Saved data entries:
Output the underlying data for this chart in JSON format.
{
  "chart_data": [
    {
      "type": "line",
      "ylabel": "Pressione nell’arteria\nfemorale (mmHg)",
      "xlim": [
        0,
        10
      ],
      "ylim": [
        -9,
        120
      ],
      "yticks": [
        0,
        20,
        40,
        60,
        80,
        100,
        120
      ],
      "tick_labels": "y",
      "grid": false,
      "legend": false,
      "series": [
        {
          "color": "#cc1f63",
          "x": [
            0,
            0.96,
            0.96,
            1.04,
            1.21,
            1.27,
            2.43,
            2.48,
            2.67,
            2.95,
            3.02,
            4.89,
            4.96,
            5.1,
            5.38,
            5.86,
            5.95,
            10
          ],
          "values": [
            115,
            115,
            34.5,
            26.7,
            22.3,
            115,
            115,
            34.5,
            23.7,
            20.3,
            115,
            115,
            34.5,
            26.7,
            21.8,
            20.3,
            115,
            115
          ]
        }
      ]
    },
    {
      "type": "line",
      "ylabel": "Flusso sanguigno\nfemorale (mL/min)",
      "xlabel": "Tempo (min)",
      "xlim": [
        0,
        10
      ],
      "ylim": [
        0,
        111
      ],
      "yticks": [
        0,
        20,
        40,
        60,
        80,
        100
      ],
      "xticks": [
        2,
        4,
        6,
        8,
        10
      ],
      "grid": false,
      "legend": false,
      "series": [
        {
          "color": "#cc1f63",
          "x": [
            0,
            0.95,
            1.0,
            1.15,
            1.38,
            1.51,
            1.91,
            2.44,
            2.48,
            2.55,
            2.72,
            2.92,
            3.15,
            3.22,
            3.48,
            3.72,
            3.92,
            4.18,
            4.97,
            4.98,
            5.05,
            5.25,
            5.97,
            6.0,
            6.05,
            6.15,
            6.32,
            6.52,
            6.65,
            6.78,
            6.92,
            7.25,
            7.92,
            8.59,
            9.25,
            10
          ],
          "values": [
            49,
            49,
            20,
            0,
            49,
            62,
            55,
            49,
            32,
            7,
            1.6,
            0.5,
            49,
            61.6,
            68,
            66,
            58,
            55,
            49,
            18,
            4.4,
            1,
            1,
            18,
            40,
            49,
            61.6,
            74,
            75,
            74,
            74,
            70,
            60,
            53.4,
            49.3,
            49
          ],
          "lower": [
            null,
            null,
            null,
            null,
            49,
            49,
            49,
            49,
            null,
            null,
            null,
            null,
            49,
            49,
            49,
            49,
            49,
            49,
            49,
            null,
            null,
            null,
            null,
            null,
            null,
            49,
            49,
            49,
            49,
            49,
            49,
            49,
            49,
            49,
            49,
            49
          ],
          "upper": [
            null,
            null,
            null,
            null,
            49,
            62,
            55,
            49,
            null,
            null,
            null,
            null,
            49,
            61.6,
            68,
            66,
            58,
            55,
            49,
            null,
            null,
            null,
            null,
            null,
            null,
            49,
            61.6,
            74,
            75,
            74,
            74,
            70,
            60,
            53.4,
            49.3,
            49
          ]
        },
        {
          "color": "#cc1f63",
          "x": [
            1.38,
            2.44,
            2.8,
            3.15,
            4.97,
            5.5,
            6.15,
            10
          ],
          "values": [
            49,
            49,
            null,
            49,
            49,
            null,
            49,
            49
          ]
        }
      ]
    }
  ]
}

> Exercise requirements
Transcribe the material above word for word.

> Output
Output the underlying data for this chart in JSON format.
{
  "chart_data": [
    {
      "type": "line",
      "ylabel": "Pressione nell’arteria\nfemorale (mmHg)",
      "xlim": [
        0,
        10
      ],
      "ylim": [
        -9,
        120
      ],
      "yticks": [
        0,
        20,
        40,
        60,
        80,
        100,
        120
      ],
      "tick_labels": "y",
      "grid": false,
      "legend": false,
      "series": [
        {
          "color": "#cc1f63",
          "x": [
            0,
            0.96,
            0.96,
            1.04,
            1.21,
            1.27,
            2.43,
            2.48,
            2.67,
            2.95,
            3.02,
            4.89,
            4.96,
            5.1,
            5.38,
            5.86,
            5.95,
            10
          ],
          "values": [
            115,
            115,
            34.5,
            26.7,
            22.3,
            115,
            115,
            34.5,
            23.7,
            20.3,
            115,
            115,
            34.5,
            26.7,
            21.8,
            20.3,
            115,
            115
          ]
        }
      ]
    },
    {
      "type": "line",
      "ylabel": "Flusso sanguigno\nfemorale (mL/min)",
      "xlabel": "Tempo (min)",
      "xlim": [
        0,
        10
      ],
      "ylim": [
        0,
        111
      ],
      "yticks": [
        0,
        20,
        40,
        60,
        80,
        100
      ],
      "xticks": [
        2,
        4,
        6,
        8,
        10
      ],
      "grid": false,
      "legend": false,
      "series": [
        {
          "color": "#cc1f63",
          "x": [
            0,
            0.95,
            1.0,
            1.15,
            1.38,
            1.51,
            1.91,
            2.44,
            2.48,
            2.55,
            2.72,
            2.92,
            3.15,
            3.22,
            3.48,
            3.72,
            3.92,
            4.18,
            4.97,
            4.98,
            5.05,
            5.25,
            5.97,
            6.0,
            6.05,
            6.15,
            6.32,
            6.52,
            6.65,
            6.78,
            6.92,
            7.25,
            7.92,
            8.59,
            9.25,
            10
          ],
          "values": [
            49,
            49,
            20,
            0,
            49,
            62,
            55,
            49,
            32,
            7,
            1.6,
            0.5,
            49,
            61.6,
            68,
            66,
            58,
            55,
            49,
            18,
            4.4,
            1,
            1,
            18,
            40,
            49,
            61.6,
            74,
            75,
            74,
            74,
            70,
            60,
            53.4,
            49.3,
            49
          ],
          "lower": [
            null,
            null,
            null,
            null,
            49,
            49,
            49,
            49,
            null,
            null,
            null,
            null,
            49,
            49,
            49,
            49,
            49,
            49,
            49,
            null,
            null,
            null,
            null,
            null,
            null,
            49,
            49,
            49,
            49,
            49,
            49,
            49,
            49,
            49,
            49,
            49
          ],
          "upper": [
            null,
            null,
            null,
            null,
            49,
            62,
            55,
            49,
            null,
            null,
            null,
            null,
            49,
            61.6,
            68,
            66,
            58,
            55,
            49,
            null,
            null,
            null,
            null,
            null,
            null,
            49,
            61.6,
            74,
            75,
            74,
            74,
            70,
            60,
            53.4,
            49.3,
            49
          ]
        },
        {
          "color": "#cc1f63",
          "x": [
            1.38,
            2.44,
            2.8,
            3.15,
            4.97,
            5.5,
            6.15,
            10
          ],
          "values": [
            49,
            49,
            null,
            49,
            49,
            null,
            49,
            49
          ]
        }
      ]
    }
  ]
}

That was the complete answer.